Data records
* * *
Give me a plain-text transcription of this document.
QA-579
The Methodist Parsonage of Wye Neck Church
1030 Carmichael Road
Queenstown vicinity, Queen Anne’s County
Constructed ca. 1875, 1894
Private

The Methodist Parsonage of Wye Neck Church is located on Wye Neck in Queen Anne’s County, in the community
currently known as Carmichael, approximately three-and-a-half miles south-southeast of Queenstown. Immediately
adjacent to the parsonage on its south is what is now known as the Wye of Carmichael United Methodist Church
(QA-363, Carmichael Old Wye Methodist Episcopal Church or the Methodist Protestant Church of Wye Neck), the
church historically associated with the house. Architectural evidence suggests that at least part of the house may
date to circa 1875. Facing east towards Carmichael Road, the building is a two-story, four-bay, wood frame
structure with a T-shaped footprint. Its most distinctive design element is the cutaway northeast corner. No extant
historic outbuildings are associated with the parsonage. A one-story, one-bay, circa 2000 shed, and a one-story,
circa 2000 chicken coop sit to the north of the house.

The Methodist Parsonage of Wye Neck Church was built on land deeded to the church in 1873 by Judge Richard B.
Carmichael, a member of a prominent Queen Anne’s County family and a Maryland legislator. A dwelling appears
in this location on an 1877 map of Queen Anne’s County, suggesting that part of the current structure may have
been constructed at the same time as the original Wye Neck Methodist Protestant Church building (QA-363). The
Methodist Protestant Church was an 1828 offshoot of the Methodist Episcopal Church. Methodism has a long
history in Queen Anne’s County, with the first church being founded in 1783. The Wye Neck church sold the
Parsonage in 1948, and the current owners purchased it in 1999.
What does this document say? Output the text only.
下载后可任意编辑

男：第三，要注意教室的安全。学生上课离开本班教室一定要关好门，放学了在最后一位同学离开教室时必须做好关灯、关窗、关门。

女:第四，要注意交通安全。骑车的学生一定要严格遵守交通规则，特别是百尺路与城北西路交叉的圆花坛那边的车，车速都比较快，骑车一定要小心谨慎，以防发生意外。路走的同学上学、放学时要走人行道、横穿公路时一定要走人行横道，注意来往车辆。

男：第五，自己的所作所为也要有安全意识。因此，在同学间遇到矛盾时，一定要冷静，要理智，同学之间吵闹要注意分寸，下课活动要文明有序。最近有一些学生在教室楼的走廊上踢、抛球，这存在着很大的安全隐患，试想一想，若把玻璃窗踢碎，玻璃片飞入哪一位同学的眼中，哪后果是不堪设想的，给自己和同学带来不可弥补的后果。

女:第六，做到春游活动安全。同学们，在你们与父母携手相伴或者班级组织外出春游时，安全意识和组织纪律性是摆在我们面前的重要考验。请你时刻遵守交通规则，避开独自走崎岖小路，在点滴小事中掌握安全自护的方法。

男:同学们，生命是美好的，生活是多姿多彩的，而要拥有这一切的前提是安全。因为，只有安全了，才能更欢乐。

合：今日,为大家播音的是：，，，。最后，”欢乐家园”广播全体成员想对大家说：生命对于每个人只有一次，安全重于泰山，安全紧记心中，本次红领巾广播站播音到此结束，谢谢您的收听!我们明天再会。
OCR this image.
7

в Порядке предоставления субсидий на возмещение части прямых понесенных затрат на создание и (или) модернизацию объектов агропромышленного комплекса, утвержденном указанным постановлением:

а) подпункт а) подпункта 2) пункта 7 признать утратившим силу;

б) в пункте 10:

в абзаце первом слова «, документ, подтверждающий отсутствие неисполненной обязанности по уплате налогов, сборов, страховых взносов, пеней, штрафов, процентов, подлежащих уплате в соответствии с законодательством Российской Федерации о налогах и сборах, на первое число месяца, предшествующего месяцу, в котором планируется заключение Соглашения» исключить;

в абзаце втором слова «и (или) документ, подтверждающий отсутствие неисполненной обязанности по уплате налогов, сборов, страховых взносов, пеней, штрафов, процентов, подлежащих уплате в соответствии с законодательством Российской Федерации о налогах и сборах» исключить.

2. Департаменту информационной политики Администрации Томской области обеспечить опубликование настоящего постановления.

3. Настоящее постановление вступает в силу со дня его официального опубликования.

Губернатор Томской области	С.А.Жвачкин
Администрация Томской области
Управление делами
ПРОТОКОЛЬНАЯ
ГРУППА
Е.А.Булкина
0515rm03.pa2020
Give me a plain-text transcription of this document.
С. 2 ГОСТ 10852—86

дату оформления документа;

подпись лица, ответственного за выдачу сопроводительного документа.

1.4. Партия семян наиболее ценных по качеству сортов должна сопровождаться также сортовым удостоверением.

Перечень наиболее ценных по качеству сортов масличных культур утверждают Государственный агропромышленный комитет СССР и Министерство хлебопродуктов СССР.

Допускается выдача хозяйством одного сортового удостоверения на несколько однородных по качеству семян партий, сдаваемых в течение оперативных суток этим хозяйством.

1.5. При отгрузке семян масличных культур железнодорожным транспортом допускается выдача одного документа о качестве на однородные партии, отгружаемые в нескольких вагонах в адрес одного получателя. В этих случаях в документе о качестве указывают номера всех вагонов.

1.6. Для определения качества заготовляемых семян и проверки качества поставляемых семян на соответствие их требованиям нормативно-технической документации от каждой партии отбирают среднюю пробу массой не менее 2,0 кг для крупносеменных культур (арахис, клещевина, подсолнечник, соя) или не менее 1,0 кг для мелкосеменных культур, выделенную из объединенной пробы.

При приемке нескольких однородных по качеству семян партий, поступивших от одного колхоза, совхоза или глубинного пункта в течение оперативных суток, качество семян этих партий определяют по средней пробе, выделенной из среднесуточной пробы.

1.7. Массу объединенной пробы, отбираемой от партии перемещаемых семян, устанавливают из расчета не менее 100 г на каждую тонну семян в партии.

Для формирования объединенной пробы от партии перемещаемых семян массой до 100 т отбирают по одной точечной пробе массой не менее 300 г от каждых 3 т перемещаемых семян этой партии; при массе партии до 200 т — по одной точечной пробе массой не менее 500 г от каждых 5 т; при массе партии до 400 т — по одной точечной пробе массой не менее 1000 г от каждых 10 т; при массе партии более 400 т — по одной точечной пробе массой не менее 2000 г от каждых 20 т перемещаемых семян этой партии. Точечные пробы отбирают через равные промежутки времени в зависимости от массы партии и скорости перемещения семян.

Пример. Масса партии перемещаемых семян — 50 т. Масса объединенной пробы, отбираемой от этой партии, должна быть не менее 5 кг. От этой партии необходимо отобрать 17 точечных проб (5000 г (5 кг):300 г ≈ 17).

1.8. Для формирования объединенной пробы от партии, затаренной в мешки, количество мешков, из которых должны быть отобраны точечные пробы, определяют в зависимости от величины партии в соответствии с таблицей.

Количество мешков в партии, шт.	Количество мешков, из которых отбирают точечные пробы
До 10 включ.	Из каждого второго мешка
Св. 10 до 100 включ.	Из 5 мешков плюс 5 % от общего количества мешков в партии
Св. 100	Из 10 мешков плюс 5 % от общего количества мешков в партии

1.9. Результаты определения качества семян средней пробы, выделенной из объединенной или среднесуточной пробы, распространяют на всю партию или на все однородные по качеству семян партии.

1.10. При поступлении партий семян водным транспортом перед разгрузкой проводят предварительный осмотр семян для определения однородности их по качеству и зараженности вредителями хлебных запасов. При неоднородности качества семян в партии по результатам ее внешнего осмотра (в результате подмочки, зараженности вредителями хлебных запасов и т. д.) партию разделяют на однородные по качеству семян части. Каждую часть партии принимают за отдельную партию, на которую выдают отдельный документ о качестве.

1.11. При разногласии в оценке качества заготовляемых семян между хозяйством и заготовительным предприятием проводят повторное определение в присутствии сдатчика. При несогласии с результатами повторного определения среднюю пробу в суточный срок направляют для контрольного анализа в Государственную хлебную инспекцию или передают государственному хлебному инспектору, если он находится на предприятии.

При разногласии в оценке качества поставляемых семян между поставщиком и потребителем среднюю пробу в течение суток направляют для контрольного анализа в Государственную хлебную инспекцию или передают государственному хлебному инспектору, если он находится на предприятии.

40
* * *
Which lines hold the string "выделенной"? Copy all of them from the data above.

#### [Solved problem]
При приемке нескольких однородных по качеству семян партий, поступивших от одного колхоза, совхоза или глубинного пункта в течение оперативных суток, качество семян этих партий определяют по средней пробе, выделенной из среднесуточной пробы.
1.9. Результаты определения качества семян средней пробы, выделенной из объединенной или среднесуточной пробы, распространяют на всю партию или на все однородные по качеству семян партии.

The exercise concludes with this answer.